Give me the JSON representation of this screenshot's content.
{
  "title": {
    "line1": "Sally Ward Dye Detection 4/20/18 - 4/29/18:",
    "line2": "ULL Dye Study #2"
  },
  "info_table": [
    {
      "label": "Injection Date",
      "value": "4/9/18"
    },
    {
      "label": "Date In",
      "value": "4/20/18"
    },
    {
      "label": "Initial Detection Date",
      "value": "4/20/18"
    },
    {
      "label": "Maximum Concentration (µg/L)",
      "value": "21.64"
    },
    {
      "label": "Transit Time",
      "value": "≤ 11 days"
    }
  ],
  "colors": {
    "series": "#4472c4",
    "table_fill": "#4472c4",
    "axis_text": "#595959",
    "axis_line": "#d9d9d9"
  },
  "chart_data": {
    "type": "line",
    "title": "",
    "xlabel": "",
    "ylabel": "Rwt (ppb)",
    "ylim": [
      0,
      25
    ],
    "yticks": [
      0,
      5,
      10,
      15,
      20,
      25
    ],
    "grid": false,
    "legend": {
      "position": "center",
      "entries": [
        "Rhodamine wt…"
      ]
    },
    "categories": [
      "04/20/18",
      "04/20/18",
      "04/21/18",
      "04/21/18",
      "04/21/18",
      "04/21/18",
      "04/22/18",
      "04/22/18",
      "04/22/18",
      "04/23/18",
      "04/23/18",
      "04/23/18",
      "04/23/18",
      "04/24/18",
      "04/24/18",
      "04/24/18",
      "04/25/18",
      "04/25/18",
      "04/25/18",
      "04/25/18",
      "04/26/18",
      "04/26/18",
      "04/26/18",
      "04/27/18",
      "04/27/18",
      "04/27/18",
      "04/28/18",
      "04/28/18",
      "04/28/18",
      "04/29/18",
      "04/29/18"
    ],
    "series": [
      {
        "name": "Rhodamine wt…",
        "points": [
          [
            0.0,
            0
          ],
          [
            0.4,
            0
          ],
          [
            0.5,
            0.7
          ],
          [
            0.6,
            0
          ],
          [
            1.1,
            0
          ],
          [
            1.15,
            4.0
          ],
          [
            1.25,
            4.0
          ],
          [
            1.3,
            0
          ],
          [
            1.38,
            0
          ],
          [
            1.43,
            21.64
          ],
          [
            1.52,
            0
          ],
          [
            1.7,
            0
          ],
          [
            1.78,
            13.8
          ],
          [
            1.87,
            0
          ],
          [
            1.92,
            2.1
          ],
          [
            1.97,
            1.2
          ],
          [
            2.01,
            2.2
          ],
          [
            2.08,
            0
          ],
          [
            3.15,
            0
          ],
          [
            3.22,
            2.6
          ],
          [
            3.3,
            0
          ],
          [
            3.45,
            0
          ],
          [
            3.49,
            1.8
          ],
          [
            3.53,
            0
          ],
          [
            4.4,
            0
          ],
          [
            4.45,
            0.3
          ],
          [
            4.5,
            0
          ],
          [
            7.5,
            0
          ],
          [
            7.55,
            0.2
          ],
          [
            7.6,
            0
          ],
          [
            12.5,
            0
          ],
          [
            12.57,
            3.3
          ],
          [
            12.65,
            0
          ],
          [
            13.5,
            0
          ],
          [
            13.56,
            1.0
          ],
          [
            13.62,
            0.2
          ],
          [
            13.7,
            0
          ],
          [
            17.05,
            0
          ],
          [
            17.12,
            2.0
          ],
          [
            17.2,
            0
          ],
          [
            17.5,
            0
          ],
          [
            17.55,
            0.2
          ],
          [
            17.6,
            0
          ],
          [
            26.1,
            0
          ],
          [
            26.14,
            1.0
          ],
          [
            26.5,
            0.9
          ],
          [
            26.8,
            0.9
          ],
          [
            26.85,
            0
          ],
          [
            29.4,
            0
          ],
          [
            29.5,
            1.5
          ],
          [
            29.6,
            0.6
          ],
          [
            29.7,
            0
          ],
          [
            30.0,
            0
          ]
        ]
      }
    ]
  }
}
━━━━━━━━━━━━━━━━━━━━
#### [GOAL]
Every line that holds the word "value" should be extracted.

#### [ANSWER BELOW]
      "value": "4/9/18"
      "value": "4/20/18"
      "value": "4/20/18"
      "value": "21.64"
      "value": "≤ 11 days"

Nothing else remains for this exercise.